> What you should do
Write out the entries below once more, exactly, with the pictures left out.

> Exercise data
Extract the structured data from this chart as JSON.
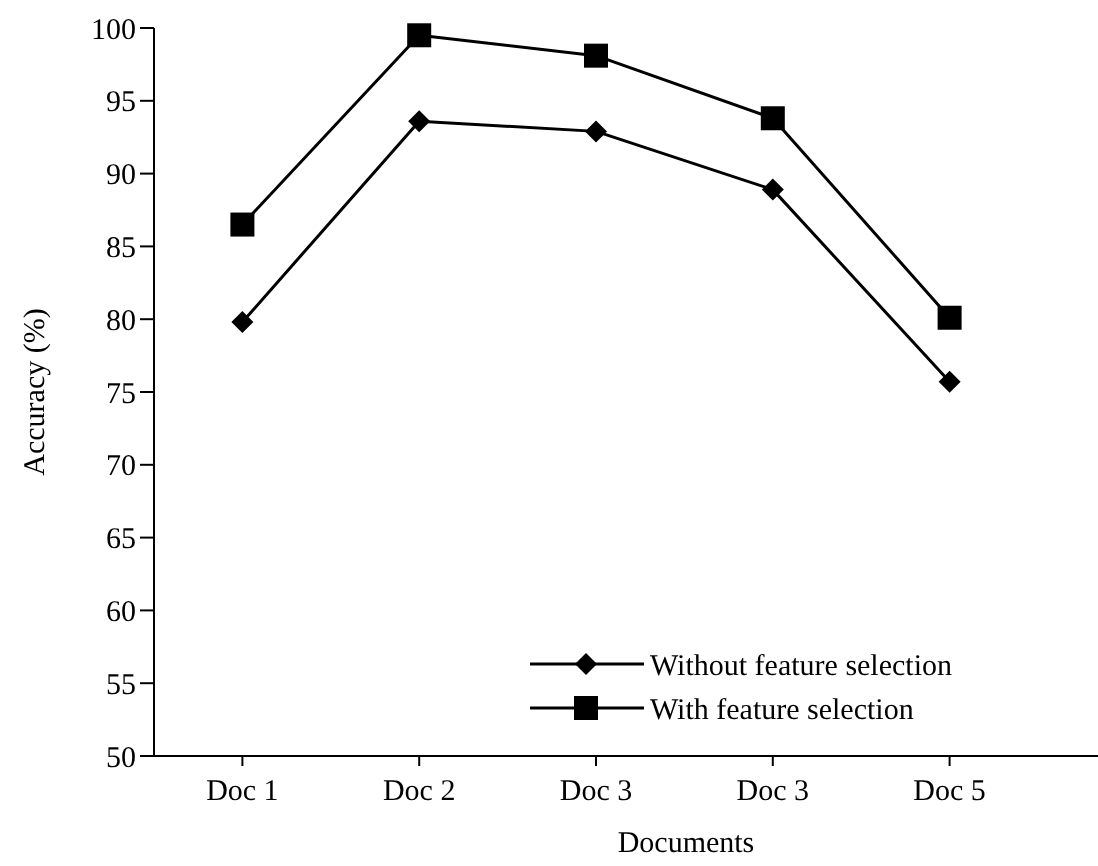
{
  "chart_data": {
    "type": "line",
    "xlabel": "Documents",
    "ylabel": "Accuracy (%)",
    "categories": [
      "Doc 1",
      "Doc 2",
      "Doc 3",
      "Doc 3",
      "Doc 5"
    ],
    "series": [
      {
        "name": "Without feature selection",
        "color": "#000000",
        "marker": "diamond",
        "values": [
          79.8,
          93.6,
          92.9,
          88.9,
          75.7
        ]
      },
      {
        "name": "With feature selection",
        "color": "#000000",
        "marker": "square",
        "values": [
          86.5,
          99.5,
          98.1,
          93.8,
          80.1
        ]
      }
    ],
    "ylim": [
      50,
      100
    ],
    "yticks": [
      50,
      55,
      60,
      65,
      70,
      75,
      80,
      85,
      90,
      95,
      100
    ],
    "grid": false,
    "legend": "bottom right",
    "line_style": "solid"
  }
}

> The output
Extract the structured data from this chart as JSON.
{
  "chart_data": {
    "type": "line",
    "xlabel": "Documents",
    "ylabel": "Accuracy (%)",
    "categories": [
      "Doc 1",
      "Doc 2",
      "Doc 3",
      "Doc 3",
      "Doc 5"
    ],
    "series": [
      {
        "name": "Without feature selection",
        "color": "#000000",
        "marker": "diamond",
        "values": [
          79.8,
          93.6,
          92.9,
          88.9,
          75.7
        ]
      },
      {
        "name": "With feature selection",
        "color": "#000000",
        "marker": "square",
        "values": [
          86.5,
          99.5,
          98.1,
          93.8,
          80.1
        ]
      }
    ],
    "ylim": [
      50,
      100
    ],
    "yticks": [
      50,
      55,
      60,
      65,
      70,
      75,
      80,
      85,
      90,
      95,
      100
    ],
    "grid": false,
    "legend": "bottom right",
    "line_style": "solid"
  }
}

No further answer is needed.